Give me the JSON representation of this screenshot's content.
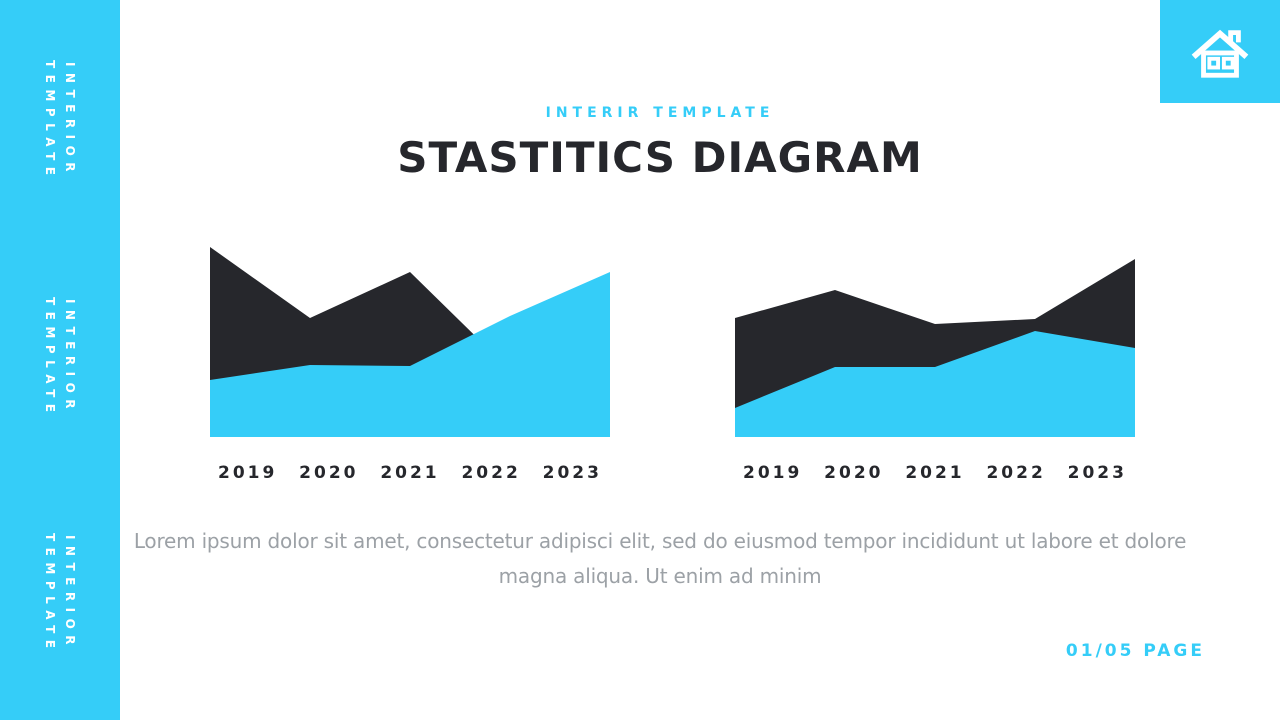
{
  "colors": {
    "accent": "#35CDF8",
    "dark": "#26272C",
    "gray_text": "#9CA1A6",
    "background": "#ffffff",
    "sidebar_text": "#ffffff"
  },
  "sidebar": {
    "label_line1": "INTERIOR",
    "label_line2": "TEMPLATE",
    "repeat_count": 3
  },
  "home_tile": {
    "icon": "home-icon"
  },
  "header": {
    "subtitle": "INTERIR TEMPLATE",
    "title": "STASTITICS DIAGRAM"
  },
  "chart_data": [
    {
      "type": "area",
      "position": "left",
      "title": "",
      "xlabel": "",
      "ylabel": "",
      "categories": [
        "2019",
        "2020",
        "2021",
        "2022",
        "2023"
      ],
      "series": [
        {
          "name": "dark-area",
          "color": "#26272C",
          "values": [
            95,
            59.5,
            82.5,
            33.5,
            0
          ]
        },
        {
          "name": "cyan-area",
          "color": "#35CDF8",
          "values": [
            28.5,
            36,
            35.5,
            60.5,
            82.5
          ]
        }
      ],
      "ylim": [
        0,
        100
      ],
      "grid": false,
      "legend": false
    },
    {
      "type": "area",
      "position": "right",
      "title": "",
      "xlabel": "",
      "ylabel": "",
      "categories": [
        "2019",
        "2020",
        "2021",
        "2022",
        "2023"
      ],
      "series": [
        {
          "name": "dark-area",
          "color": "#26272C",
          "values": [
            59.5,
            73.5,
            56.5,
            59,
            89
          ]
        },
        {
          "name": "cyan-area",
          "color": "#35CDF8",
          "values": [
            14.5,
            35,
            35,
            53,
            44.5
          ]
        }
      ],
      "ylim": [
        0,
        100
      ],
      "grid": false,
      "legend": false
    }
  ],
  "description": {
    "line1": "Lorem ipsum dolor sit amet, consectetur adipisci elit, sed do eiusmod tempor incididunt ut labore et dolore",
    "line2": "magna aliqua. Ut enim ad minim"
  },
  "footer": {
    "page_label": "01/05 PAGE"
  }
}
==
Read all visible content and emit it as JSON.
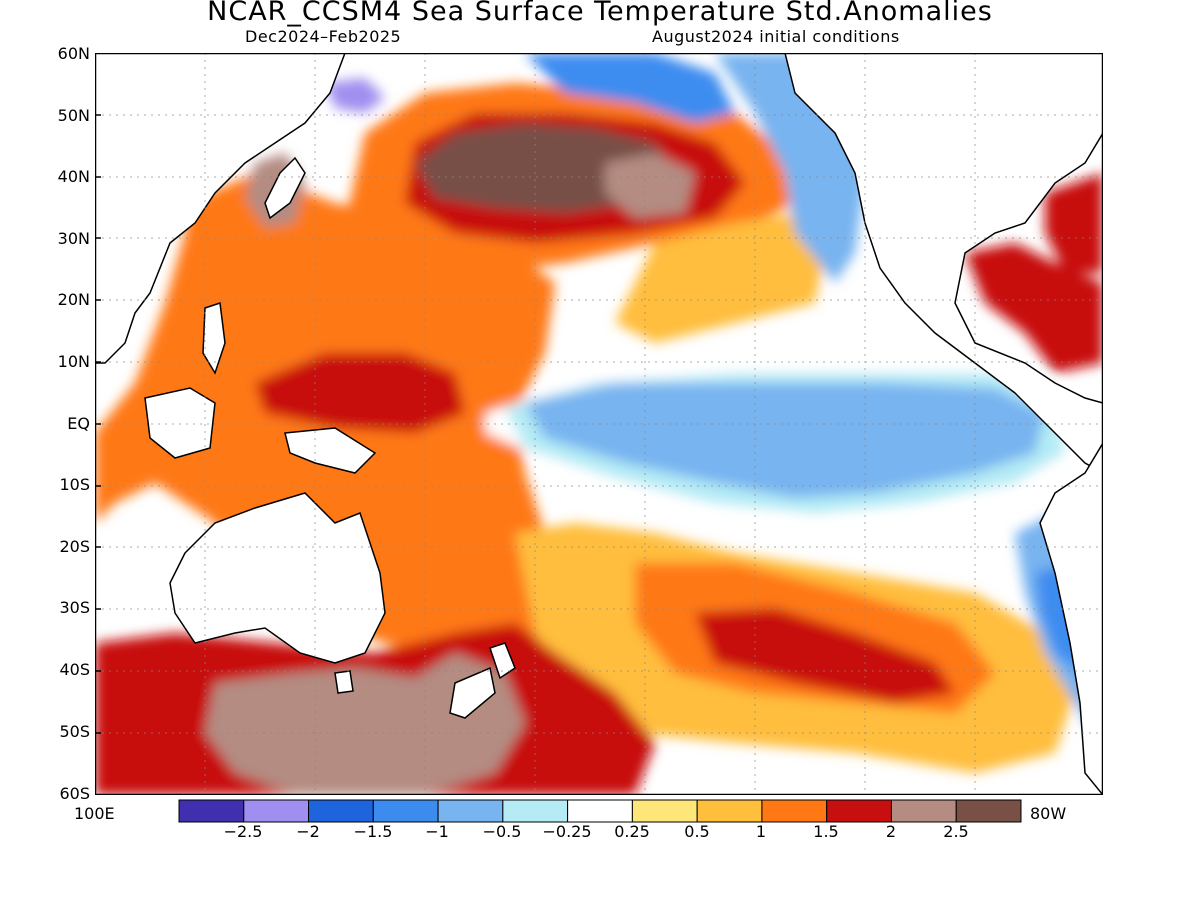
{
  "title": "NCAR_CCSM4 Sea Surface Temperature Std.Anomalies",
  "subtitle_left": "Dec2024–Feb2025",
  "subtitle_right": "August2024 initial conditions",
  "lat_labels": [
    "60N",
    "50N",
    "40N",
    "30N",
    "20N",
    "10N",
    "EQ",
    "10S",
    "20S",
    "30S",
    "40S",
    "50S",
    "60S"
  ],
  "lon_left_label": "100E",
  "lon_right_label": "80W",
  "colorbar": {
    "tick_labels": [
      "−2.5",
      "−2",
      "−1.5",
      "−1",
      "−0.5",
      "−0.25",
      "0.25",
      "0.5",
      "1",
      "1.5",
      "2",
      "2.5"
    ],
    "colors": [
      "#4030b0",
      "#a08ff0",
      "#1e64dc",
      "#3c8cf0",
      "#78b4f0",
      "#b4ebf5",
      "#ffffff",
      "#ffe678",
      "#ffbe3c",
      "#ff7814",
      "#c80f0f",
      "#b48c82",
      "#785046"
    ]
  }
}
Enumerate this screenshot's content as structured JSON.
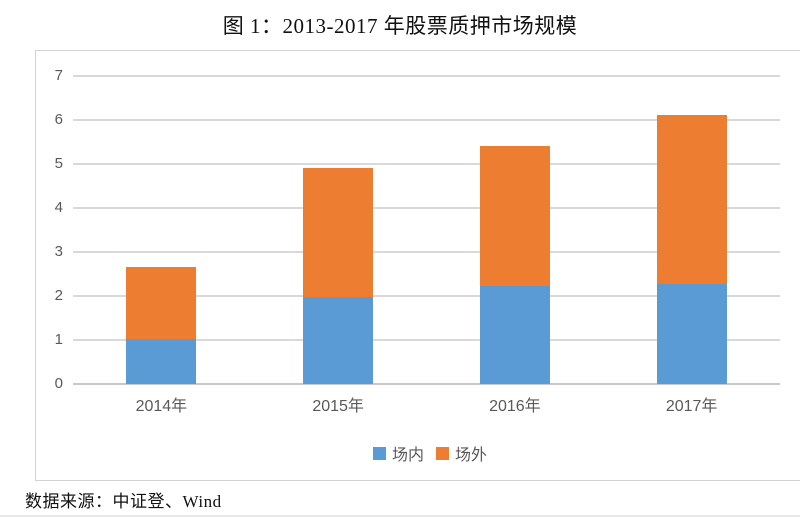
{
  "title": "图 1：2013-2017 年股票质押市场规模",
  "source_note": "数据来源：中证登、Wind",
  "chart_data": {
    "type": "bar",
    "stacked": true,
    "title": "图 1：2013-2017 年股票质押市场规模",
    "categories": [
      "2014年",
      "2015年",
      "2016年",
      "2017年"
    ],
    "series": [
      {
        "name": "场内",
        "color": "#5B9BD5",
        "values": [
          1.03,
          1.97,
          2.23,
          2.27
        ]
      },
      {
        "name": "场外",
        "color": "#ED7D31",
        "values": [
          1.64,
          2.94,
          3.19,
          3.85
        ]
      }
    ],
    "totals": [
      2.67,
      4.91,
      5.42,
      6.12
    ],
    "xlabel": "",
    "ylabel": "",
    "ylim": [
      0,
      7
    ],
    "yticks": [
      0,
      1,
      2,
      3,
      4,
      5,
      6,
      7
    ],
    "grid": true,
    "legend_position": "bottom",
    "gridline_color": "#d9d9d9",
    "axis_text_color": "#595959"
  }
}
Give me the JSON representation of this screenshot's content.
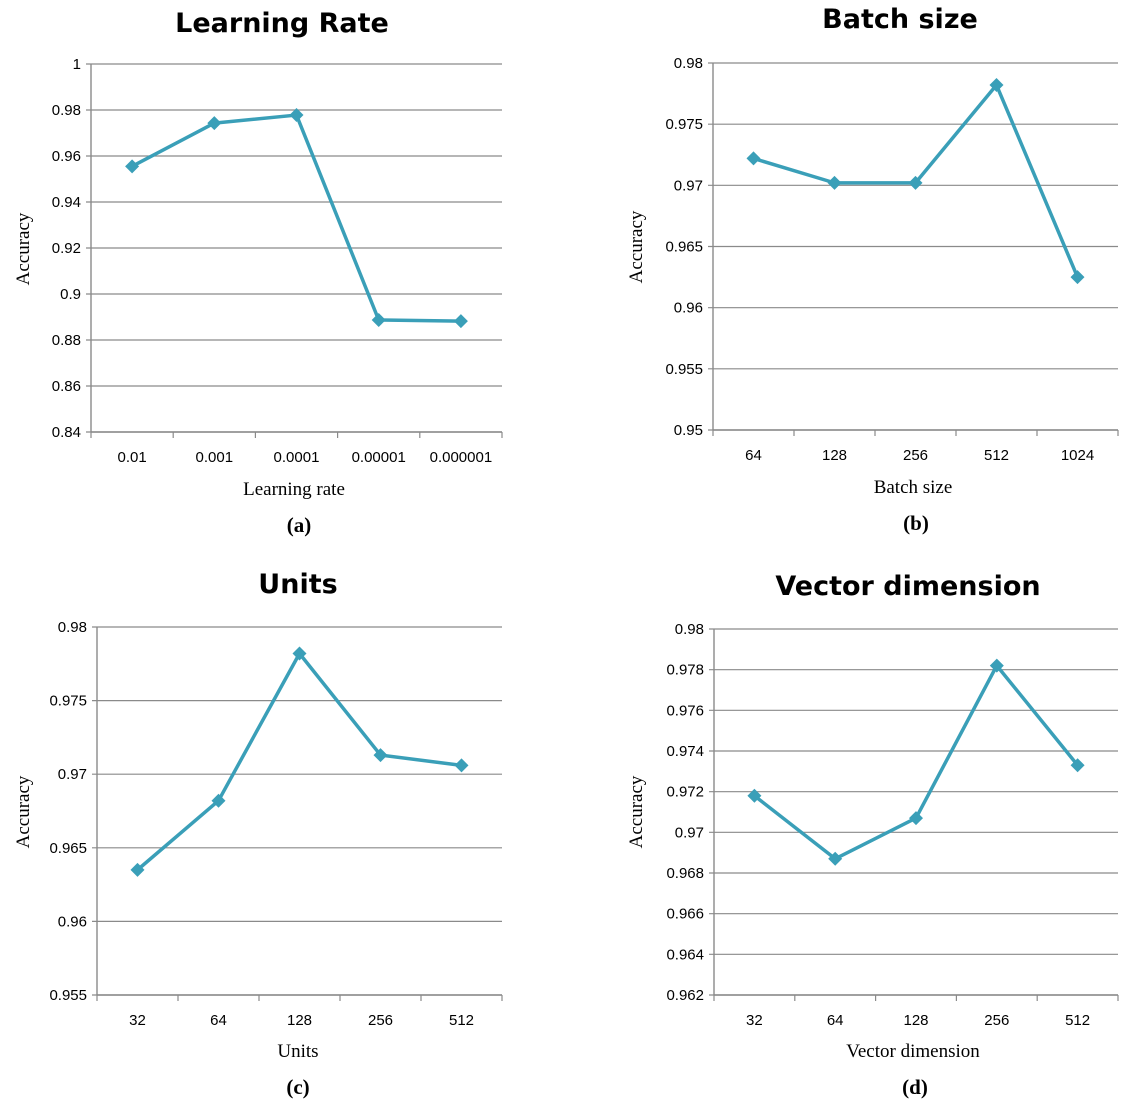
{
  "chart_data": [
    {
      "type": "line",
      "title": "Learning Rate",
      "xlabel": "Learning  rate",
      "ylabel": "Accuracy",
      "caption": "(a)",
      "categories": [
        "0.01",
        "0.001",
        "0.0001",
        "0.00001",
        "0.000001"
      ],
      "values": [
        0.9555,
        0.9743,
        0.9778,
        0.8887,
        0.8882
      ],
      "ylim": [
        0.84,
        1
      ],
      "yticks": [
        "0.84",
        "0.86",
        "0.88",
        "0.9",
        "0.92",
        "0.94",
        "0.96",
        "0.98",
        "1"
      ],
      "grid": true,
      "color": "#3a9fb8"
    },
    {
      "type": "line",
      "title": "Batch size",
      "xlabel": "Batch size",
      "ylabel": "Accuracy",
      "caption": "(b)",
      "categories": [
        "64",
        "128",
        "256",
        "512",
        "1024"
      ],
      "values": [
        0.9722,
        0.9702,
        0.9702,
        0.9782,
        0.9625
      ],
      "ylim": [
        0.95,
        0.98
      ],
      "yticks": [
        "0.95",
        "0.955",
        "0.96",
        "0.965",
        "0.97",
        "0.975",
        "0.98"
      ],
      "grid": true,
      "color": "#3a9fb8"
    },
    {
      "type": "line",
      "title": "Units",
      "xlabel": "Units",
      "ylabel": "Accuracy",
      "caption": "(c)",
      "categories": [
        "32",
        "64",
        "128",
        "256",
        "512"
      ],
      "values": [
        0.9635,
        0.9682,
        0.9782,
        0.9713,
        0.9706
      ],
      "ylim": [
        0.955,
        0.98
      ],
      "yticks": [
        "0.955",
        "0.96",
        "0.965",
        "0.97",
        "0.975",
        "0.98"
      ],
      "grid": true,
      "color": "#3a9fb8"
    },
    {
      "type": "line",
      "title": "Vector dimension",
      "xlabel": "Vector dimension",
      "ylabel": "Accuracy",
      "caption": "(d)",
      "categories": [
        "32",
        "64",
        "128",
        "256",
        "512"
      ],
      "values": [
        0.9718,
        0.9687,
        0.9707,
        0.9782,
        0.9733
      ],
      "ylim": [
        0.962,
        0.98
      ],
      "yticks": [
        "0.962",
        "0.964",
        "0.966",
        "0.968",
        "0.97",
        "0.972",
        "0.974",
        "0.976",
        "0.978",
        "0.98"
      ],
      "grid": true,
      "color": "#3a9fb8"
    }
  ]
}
==
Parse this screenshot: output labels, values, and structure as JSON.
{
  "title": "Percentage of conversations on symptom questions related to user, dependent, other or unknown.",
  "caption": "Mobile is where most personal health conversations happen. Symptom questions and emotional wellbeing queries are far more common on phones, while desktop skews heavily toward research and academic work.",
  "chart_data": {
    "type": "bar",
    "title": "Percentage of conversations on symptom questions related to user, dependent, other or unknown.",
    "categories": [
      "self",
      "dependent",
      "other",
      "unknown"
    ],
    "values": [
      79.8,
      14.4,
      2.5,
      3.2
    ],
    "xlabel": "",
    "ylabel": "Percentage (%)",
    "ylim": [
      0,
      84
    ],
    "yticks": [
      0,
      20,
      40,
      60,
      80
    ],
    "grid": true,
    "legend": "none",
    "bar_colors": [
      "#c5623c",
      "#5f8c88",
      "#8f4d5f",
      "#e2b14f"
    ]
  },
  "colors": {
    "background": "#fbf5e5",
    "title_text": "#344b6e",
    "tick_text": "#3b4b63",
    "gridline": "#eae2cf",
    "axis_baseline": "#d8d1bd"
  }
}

What you are asked to do ::
Extract all lines from the data in which "related" is found.

Response to the task ::
  "title": "Percentage of conversations on symptom questions related to user, dependent, other or unknown.",
    "title": "Percentage of conversations on symptom questions related to user, dependent, other or unknown.",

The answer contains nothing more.